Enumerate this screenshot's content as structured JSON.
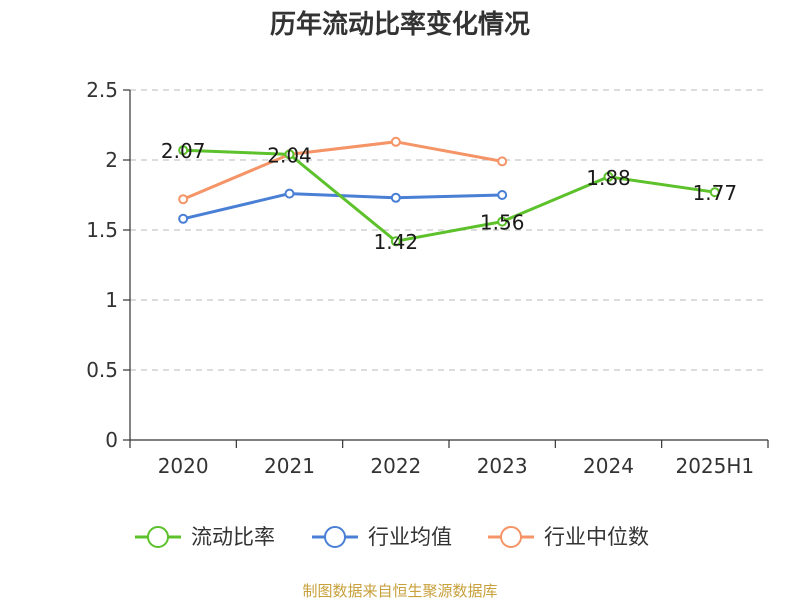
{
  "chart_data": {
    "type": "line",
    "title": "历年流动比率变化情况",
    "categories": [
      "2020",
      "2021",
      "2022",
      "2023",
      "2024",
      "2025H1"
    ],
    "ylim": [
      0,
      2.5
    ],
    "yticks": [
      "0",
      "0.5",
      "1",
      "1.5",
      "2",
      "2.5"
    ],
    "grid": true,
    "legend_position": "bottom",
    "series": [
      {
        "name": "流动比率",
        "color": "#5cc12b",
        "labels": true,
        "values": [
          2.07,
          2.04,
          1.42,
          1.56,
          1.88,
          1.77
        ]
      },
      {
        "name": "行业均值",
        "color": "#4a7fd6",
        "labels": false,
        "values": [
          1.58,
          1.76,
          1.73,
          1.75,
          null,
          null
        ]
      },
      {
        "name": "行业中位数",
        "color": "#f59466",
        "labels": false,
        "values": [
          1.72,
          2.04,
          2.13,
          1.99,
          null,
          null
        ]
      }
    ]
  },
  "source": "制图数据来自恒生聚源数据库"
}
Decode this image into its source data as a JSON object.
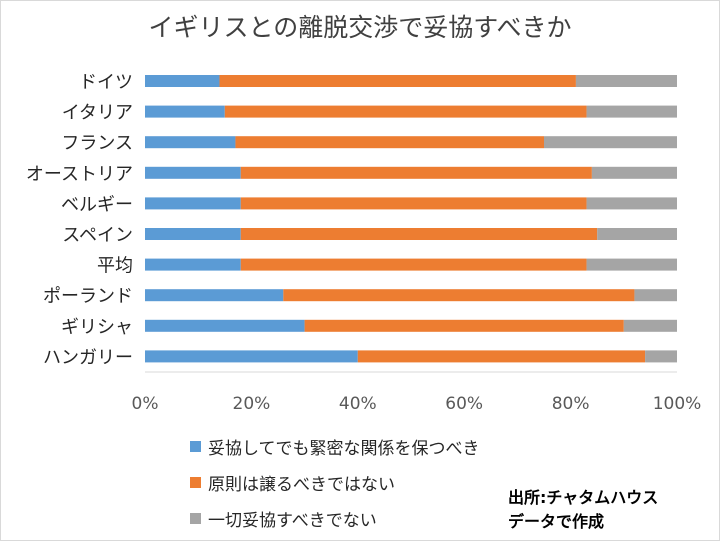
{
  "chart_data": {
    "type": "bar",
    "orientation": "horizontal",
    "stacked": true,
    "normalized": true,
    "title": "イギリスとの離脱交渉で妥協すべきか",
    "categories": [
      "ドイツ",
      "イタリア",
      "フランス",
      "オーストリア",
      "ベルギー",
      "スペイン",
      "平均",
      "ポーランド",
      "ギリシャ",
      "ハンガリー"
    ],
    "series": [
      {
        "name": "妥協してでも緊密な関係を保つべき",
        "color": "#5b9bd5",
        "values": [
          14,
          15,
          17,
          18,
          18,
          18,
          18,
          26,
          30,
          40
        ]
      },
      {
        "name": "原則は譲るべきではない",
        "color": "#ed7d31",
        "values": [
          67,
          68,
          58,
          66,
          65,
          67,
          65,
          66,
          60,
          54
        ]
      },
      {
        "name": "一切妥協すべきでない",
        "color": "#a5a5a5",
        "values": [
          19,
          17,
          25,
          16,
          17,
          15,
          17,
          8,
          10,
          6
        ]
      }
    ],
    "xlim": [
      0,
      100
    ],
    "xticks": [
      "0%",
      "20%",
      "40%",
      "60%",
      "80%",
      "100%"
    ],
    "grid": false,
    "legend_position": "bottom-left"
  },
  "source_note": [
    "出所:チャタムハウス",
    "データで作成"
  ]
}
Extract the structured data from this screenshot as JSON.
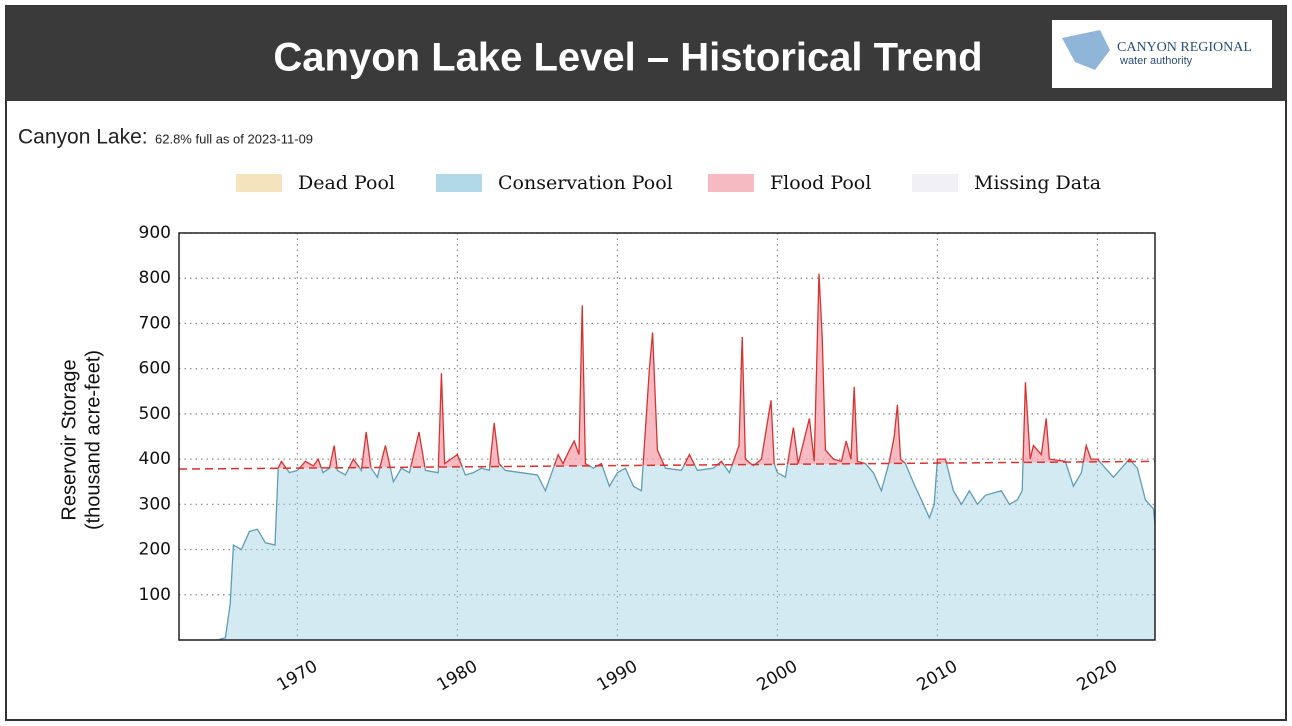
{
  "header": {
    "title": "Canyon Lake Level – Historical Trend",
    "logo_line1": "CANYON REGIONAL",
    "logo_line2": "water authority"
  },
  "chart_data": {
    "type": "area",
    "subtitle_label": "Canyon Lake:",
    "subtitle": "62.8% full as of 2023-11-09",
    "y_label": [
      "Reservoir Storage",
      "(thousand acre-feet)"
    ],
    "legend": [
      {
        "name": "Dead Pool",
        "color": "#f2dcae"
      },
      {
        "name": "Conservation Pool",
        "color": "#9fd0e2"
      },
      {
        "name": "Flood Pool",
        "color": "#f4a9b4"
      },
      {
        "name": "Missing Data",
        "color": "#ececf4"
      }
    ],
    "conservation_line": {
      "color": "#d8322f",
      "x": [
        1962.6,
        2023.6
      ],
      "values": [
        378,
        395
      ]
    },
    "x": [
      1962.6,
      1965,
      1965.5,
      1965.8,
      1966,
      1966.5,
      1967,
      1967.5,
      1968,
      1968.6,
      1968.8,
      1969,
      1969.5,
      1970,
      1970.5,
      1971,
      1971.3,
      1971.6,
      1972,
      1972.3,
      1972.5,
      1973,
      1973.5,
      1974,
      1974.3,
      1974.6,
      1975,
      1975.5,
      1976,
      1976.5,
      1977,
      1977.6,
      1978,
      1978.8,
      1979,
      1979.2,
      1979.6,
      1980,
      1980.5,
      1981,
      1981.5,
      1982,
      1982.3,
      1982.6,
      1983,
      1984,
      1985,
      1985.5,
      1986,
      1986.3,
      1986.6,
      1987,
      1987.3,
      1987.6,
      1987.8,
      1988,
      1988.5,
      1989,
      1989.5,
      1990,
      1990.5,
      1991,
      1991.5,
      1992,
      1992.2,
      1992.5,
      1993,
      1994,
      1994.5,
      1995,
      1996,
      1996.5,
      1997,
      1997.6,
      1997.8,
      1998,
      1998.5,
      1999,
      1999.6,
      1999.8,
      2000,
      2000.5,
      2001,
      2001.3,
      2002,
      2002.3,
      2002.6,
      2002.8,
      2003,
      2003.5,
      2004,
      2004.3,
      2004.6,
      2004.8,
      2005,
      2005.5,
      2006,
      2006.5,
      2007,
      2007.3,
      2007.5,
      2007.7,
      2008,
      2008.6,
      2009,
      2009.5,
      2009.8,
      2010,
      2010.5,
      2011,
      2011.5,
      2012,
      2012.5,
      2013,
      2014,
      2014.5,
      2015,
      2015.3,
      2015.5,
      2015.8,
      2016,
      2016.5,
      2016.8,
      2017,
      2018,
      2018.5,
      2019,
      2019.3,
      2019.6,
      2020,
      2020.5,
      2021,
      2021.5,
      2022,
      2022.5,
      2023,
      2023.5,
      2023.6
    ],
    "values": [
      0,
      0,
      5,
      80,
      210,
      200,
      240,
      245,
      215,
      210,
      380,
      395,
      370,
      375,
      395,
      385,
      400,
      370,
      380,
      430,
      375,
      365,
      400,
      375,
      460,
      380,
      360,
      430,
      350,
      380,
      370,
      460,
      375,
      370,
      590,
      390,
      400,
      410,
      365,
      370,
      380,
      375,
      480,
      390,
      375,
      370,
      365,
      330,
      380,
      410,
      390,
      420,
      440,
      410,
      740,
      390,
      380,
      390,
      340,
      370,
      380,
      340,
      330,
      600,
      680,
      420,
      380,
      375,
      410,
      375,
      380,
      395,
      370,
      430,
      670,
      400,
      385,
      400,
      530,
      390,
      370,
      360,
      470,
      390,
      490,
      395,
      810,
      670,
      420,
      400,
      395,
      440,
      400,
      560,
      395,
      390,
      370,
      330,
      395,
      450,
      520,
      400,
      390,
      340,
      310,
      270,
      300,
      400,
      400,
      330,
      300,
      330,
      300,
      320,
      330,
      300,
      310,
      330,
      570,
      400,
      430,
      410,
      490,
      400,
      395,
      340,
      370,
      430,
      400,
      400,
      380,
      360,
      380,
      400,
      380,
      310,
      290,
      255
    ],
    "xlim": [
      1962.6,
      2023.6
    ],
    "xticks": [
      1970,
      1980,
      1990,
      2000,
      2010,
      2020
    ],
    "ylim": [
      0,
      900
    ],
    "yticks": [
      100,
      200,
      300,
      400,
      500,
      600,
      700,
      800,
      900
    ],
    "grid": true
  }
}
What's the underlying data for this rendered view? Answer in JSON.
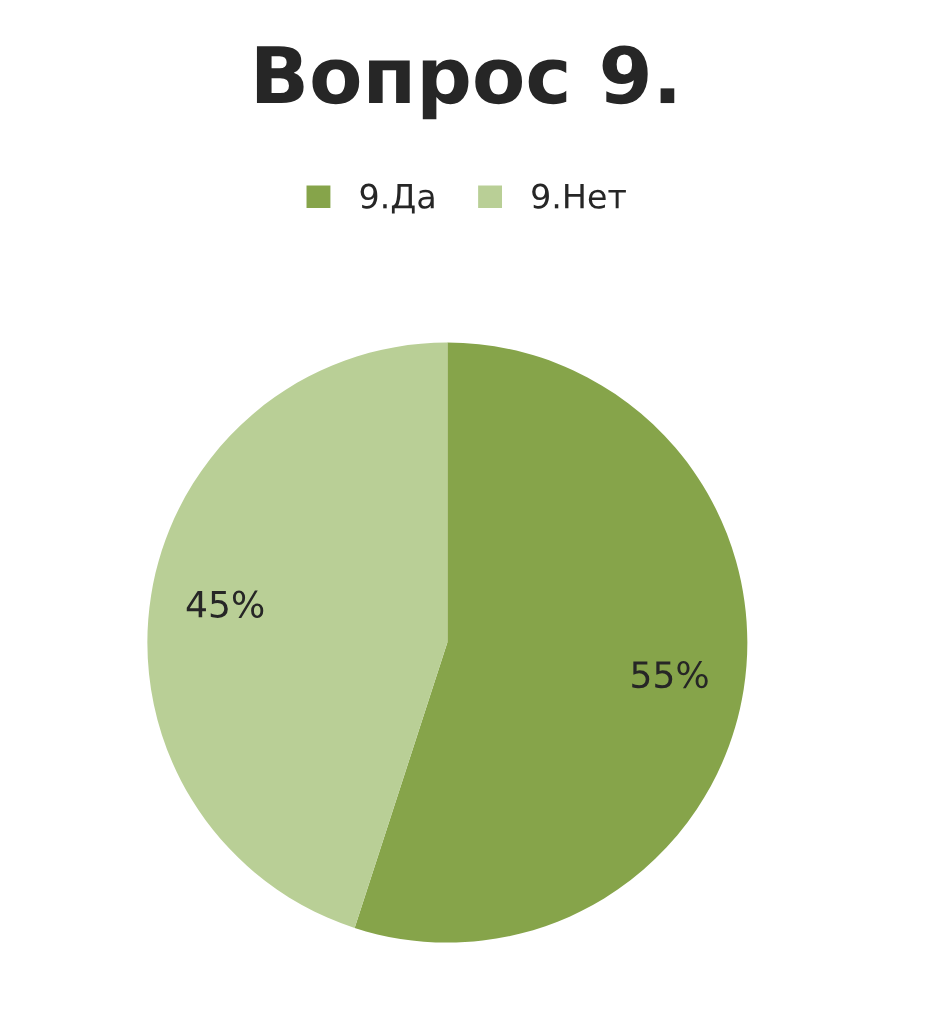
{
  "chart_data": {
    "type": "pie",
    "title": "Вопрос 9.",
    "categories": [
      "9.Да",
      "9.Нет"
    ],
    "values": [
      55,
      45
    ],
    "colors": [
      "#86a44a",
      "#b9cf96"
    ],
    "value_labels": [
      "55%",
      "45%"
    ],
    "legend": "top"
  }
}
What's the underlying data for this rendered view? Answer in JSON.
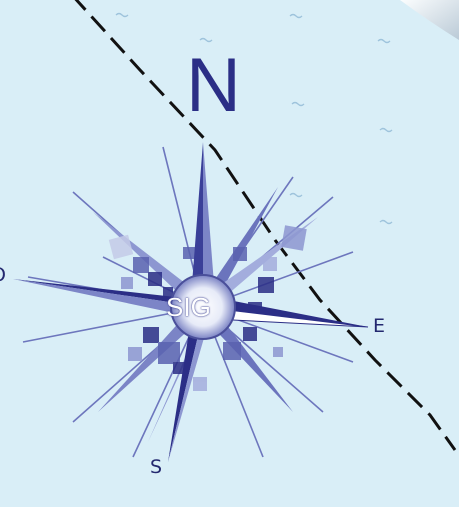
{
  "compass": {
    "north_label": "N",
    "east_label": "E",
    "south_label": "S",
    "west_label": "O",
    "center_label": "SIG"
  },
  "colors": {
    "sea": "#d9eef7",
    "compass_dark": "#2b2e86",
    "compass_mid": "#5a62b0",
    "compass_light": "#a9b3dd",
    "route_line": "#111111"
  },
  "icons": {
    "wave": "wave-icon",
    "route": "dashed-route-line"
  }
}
*-*-*
§ Instructions for the task
Return the material word for word. Pictures are not part of the copy.

§ Output below
Enumerate this screenshot's content as structured JSON.
{
  "chart_data": {
    "type": "line",
    "title": "历年流动比率变化情况",
    "categories": [
      "2020",
      "2021",
      "2022",
      "2023",
      "2024",
      "2025H1"
    ],
    "ylim": [
      0,
      2.5
    ],
    "yticks": [
      "0",
      "0.5",
      "1",
      "1.5",
      "2",
      "2.5"
    ],
    "grid": true,
    "legend_position": "bottom",
    "series": [
      {
        "name": "流动比率",
        "color": "#5cc12b",
        "labels": true,
        "values": [
          2.07,
          2.04,
          1.42,
          1.56,
          1.88,
          1.77
        ]
      },
      {
        "name": "行业均值",
        "color": "#4a7fd6",
        "labels": false,
        "values": [
          1.58,
          1.76,
          1.73,
          1.75,
          null,
          null
        ]
      },
      {
        "name": "行业中位数",
        "color": "#f59466",
        "labels": false,
        "values": [
          1.72,
          2.04,
          2.13,
          1.99,
          null,
          null
        ]
      }
    ]
  },
  "source": "制图数据来自恒生聚源数据库"
}
Decode this image into its source data as a JSON object.
{
  "chart_data": {
    "type": "bar",
    "orientation": "horizontal",
    "stacked": true,
    "normalized": true,
    "title": "イギリスとの離脱交渉で妥協すべきか",
    "categories": [
      "ドイツ",
      "イタリア",
      "フランス",
      "オーストリア",
      "ベルギー",
      "スペイン",
      "平均",
      "ポーランド",
      "ギリシャ",
      "ハンガリー"
    ],
    "series": [
      {
        "name": "妥協してでも緊密な関係を保つべき",
        "color": "#5b9bd5",
        "values": [
          14,
          15,
          17,
          18,
          18,
          18,
          18,
          26,
          30,
          40
        ]
      },
      {
        "name": "原則は譲るべきではない",
        "color": "#ed7d31",
        "values": [
          67,
          68,
          58,
          66,
          65,
          67,
          65,
          66,
          60,
          54
        ]
      },
      {
        "name": "一切妥協すべきでない",
        "color": "#a5a5a5",
        "values": [
          19,
          17,
          25,
          16,
          17,
          15,
          17,
          8,
          10,
          6
        ]
      }
    ],
    "xlim": [
      0,
      100
    ],
    "xticks": [
      "0%",
      "20%",
      "40%",
      "60%",
      "80%",
      "100%"
    ],
    "grid": false,
    "legend_position": "bottom-left"
  },
  "source_note": [
    "出所:チャタムハウス",
    "データで作成"
  ]
}
Extract the structured data from this screenshot as JSON.
{
  "header": {
    "title": "Canyon Lake Level – Historical Trend",
    "logo_line1": "CANYON REGIONAL",
    "logo_line2": "water authority"
  },
  "chart_data": {
    "type": "area",
    "subtitle_label": "Canyon Lake:",
    "subtitle": "62.8% full as of 2023-11-09",
    "y_label": [
      "Reservoir Storage",
      "(thousand acre-feet)"
    ],
    "legend": [
      {
        "name": "Dead Pool",
        "color": "#f2dcae"
      },
      {
        "name": "Conservation Pool",
        "color": "#9fd0e2"
      },
      {
        "name": "Flood Pool",
        "color": "#f4a9b4"
      },
      {
        "name": "Missing Data",
        "color": "#ececf4"
      }
    ],
    "conservation_line": {
      "color": "#d8322f",
      "x": [
        1962.6,
        2023.6
      ],
      "values": [
        378,
        395
      ]
    },
    "x": [
      1962.6,
      1965,
      1965.5,
      1965.8,
      1966,
      1966.5,
      1967,
      1967.5,
      1968,
      1968.6,
      1968.8,
      1969,
      1969.5,
      1970,
      1970.5,
      1971,
      1971.3,
      1971.6,
      1972,
      1972.3,
      1972.5,
      1973,
      1973.5,
      1974,
      1974.3,
      1974.6,
      1975,
      1975.5,
      1976,
      1976.5,
      1977,
      1977.6,
      1978,
      1978.8,
      1979,
      1979.2,
      1979.6,
      1980,
      1980.5,
      1981,
      1981.5,
      1982,
      1982.3,
      1982.6,
      1983,
      1984,
      1985,
      1985.5,
      1986,
      1986.3,
      1986.6,
      1987,
      1987.3,
      1987.6,
      1987.8,
      1988,
      1988.5,
      1989,
      1989.5,
      1990,
      1990.5,
      1991,
      1991.5,
      1992,
      1992.2,
      1992.5,
      1993,
      1994,
      1994.5,
      1995,
      1996,
      1996.5,
      1997,
      1997.6,
      1997.8,
      1998,
      1998.5,
      1999,
      1999.6,
      1999.8,
      2000,
      2000.5,
      2001,
      2001.3,
      2002,
      2002.3,
      2002.6,
      2002.8,
      2003,
      2003.5,
      2004,
      2004.3,
      2004.6,
      2004.8,
      2005,
      2005.5,
      2006,
      2006.5,
      2007,
      2007.3,
      2007.5,
      2007.7,
      2008,
      2008.6,
      2009,
      2009.5,
      2009.8,
      2010,
      2010.5,
      2011,
      2011.5,
      2012,
      2012.5,
      2013,
      2014,
      2014.5,
      2015,
      2015.3,
      2015.5,
      2015.8,
      2016,
      2016.5,
      2016.8,
      2017,
      2018,
      2018.5,
      2019,
      2019.3,
      2019.6,
      2020,
      2020.5,
      2021,
      2021.5,
      2022,
      2022.5,
      2023,
      2023.5,
      2023.6
    ],
    "values": [
      0,
      0,
      5,
      80,
      210,
      200,
      240,
      245,
      215,
      210,
      380,
      395,
      370,
      375,
      395,
      385,
      400,
      370,
      380,
      430,
      375,
      365,
      400,
      375,
      460,
      380,
      360,
      430,
      350,
      380,
      370,
      460,
      375,
      370,
      590,
      390,
      400,
      410,
      365,
      370,
      380,
      375,
      480,
      390,
      375,
      370,
      365,
      330,
      380,
      410,
      390,
      420,
      440,
      410,
      740,
      390,
      380,
      390,
      340,
      370,
      380,
      340,
      330,
      600,
      680,
      420,
      380,
      375,
      410,
      375,
      380,
      395,
      370,
      430,
      670,
      400,
      385,
      400,
      530,
      390,
      370,
      360,
      470,
      390,
      490,
      395,
      810,
      670,
      420,
      400,
      395,
      440,
      400,
      560,
      395,
      390,
      370,
      330,
      395,
      450,
      520,
      400,
      390,
      340,
      310,
      270,
      300,
      400,
      400,
      330,
      300,
      330,
      300,
      320,
      330,
      300,
      310,
      330,
      570,
      400,
      430,
      410,
      490,
      400,
      395,
      340,
      370,
      430,
      400,
      400,
      380,
      360,
      380,
      400,
      380,
      310,
      290,
      255
    ],
    "xlim": [
      1962.6,
      2023.6
    ],
    "xticks": [
      1970,
      1980,
      1990,
      2000,
      2010,
      2020
    ],
    "ylim": [
      0,
      900
    ],
    "yticks": [
      100,
      200,
      300,
      400,
      500,
      600,
      700,
      800,
      900
    ],
    "grid": true
  }
}
What's the underlying data for this rendered view? Answer in JSON.
{
  "chart_data": {
    "type": "pie",
    "title": "Вопрос 9.",
    "categories": [
      "9.Да",
      "9.Нет"
    ],
    "values": [
      55,
      45
    ],
    "colors": [
      "#86a44a",
      "#b9cf96"
    ],
    "value_labels": [
      "55%",
      "45%"
    ],
    "legend": "top"
  }
}
What's the underlying data for this rendered view? Answer in JSON.
{
  "compass": {
    "north_label": "N",
    "east_label": "E",
    "south_label": "S",
    "west_label": "O",
    "center_label": "SIG"
  },
  "colors": {
    "sea": "#d9eef7",
    "compass_dark": "#2b2e86",
    "compass_mid": "#5a62b0",
    "compass_light": "#a9b3dd",
    "route_line": "#111111"
  },
  "icons": {
    "wave": "wave-icon",
    "route": "dashed-route-line"
  }
}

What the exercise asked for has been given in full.